── Record excerpts

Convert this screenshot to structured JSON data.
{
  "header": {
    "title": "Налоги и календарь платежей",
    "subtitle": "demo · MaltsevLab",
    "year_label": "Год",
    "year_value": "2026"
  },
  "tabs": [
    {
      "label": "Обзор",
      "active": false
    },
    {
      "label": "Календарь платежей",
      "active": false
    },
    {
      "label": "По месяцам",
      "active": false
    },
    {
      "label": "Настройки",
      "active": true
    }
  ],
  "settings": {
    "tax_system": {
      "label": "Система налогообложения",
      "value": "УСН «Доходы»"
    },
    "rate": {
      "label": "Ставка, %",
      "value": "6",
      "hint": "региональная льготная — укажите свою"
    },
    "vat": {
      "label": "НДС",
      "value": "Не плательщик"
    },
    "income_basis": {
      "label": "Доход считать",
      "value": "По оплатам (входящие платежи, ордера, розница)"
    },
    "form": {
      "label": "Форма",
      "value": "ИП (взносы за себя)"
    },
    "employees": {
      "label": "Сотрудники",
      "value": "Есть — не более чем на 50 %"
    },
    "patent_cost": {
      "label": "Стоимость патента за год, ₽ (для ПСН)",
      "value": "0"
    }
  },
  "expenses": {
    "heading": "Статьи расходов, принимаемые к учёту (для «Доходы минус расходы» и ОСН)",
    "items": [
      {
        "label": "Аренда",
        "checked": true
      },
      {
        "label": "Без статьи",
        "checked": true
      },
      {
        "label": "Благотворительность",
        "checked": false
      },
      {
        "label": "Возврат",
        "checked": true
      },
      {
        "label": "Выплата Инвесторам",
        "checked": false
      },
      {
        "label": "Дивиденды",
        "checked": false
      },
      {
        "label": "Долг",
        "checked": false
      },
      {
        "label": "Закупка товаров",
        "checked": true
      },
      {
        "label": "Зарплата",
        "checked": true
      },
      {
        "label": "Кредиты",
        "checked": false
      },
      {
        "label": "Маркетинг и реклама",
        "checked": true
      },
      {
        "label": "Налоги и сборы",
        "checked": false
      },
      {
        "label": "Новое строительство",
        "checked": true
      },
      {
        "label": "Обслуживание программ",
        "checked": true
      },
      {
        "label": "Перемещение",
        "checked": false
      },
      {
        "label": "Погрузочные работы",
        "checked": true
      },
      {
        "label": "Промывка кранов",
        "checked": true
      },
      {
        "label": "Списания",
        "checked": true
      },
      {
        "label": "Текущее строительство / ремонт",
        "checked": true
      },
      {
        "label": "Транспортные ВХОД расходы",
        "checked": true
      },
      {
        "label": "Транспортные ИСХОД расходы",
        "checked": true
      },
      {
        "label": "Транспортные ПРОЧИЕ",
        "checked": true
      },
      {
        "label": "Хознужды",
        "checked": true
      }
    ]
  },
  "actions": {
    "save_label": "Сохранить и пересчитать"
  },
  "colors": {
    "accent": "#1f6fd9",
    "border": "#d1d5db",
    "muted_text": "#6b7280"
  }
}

────

* Do this
Copy each line of the data exactly, leaving nothing out.

* Answer
Convert this screenshot to structured JSON data.
{
  "header": {
    "title": "Налоги и календарь платежей",
    "subtitle": "demo · MaltsevLab",
    "year_label": "Год",
    "year_value": "2026"
  },
  "tabs": [
    {
      "label": "Обзор",
      "active": false
    },
    {
      "label": "Календарь платежей",
      "active": false
    },
    {
      "label": "По месяцам",
      "active": false
    },
    {
      "label": "Настройки",
      "active": true
    }
  ],
  "settings": {
    "tax_system": {
      "label": "Система налогообложения",
      "value": "УСН «Доходы»"
    },
    "rate": {
      "label": "Ставка, %",
      "value": "6",
      "hint": "региональная льготная — укажите свою"
    },
    "vat": {
      "label": "НДС",
      "value": "Не плательщик"
    },
    "income_basis": {
      "label": "Доход считать",
      "value": "По оплатам (входящие платежи, ордера, розница)"
    },
    "form": {
      "label": "Форма",
      "value": "ИП (взносы за себя)"
    },
    "employees": {
      "label": "Сотрудники",
      "value": "Есть — не более чем на 50 %"
    },
    "patent_cost": {
      "label": "Стоимость патента за год, ₽ (для ПСН)",
      "value": "0"
    }
  },
  "expenses": {
    "heading": "Статьи расходов, принимаемые к учёту (для «Доходы минус расходы» и ОСН)",
    "items": [
      {
        "label": "Аренда",
        "checked": true
      },
      {
        "label": "Без статьи",
        "checked": true
      },
      {
        "label": "Благотворительность",
        "checked": false
      },
      {
        "label": "Возврат",
        "checked": true
      },
      {
        "label": "Выплата Инвесторам",
        "checked": false
      },
      {
        "label": "Дивиденды",
        "checked": false
      },
      {
        "label": "Долг",
        "checked": false
      },
      {
        "label": "Закупка товаров",
        "checked": true
      },
      {
        "label": "Зарплата",
        "checked": true
      },
      {
        "label": "Кредиты",
        "checked": false
      },
      {
        "label": "Маркетинг и реклама",
        "checked": true
      },
      {
        "label": "Налоги и сборы",
        "checked": false
      },
      {
        "label": "Новое строительство",
        "checked": true
      },
      {
        "label": "Обслуживание программ",
        "checked": true
      },
      {
        "label": "Перемещение",
        "checked": false
      },
      {
        "label": "Погрузочные работы",
        "checked": true
      },
      {
        "label": "Промывка кранов",
        "checked": true
      },
      {
        "label": "Списания",
        "checked": true
      },
      {
        "label": "Текущее строительство / ремонт",
        "checked": true
      },
      {
        "label": "Транспортные ВХОД расходы",
        "checked": true
      },
      {
        "label": "Транспортные ИСХОД расходы",
        "checked": true
      },
      {
        "label": "Транспортные ПРОЧИЕ",
        "checked": true
      },
      {
        "label": "Хознужды",
        "checked": true
      }
    ]
  },
  "actions": {
    "save_label": "Сохранить и пересчитать"
  },
  "colors": {
    "accent": "#1f6fd9",
    "border": "#d1d5db",
    "muted_text": "#6b7280"
  }
}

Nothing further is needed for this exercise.